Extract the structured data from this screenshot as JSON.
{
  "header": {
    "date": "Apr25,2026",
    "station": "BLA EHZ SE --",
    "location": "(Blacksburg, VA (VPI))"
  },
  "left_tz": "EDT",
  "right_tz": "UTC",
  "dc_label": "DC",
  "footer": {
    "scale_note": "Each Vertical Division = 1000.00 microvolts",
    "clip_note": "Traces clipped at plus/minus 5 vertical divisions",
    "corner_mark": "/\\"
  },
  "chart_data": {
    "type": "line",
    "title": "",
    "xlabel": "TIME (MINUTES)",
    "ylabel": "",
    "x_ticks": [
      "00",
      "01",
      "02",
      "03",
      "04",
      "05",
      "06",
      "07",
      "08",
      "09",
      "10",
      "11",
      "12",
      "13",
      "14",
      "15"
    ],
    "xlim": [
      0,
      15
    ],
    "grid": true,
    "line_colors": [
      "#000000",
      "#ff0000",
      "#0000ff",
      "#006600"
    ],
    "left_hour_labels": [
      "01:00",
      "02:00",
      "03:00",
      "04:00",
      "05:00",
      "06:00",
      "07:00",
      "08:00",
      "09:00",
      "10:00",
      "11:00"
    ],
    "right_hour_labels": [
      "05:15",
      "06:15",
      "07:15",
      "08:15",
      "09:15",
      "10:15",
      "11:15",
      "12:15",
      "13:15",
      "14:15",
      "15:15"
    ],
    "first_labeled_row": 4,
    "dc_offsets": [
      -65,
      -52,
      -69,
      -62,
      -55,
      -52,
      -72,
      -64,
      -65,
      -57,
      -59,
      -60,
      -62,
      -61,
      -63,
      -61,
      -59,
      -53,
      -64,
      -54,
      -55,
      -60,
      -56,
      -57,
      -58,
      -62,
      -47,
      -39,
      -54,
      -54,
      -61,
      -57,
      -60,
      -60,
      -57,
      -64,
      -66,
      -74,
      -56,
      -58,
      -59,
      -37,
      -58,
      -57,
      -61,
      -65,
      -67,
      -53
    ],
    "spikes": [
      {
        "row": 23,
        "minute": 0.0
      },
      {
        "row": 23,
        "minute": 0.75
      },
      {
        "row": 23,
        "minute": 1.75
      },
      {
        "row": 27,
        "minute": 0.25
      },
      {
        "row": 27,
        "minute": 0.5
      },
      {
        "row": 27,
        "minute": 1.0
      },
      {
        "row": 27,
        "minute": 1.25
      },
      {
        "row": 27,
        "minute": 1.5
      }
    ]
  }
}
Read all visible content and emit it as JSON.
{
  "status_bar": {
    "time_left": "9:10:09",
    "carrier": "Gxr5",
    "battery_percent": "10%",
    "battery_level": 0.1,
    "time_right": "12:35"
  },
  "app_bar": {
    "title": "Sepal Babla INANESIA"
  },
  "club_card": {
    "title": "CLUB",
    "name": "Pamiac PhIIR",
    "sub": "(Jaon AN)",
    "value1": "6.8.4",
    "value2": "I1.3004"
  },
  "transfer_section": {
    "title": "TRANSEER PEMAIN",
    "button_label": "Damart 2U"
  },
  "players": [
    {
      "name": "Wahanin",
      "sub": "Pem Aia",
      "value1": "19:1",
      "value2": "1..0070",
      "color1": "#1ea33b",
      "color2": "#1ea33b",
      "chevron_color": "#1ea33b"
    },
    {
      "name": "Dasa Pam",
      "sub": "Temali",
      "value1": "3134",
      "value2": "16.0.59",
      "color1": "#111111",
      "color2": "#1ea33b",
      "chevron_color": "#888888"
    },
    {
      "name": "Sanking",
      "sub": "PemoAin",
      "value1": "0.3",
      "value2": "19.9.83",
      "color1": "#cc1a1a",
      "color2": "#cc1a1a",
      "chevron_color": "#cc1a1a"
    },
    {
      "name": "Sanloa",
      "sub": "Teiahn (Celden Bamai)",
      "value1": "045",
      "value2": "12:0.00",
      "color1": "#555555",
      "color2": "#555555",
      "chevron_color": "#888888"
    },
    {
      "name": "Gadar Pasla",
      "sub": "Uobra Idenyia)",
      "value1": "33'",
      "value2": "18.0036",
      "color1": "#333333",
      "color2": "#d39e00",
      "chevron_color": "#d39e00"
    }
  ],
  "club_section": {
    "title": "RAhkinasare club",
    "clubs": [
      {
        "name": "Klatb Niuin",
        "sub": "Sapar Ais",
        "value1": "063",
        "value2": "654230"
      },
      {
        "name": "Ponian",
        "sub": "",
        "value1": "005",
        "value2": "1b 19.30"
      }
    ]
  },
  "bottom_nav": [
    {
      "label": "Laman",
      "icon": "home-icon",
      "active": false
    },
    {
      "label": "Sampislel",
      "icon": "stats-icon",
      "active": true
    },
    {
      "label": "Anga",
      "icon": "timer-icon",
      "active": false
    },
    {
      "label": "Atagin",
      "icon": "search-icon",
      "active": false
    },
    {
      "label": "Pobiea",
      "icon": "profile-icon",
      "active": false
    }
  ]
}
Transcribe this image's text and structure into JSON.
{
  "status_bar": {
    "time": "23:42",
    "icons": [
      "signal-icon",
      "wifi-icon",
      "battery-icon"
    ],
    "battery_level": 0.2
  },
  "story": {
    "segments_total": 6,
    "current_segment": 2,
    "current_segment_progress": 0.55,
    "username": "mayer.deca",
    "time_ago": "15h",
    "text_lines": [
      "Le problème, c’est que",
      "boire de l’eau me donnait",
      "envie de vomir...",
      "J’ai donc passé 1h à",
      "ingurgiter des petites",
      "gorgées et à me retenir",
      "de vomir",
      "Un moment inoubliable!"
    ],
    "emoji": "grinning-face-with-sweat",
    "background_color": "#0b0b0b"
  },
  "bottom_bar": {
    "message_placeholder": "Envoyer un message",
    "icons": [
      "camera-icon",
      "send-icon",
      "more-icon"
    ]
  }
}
- - - - -
**EXERCISE PROMPT:**
Gather and return every line that holds the string "this".

**PROBLEM SOLUTION:**
Extract the structured data from this screenshot as JSON.
Transcribe this image's text and structure into JSON.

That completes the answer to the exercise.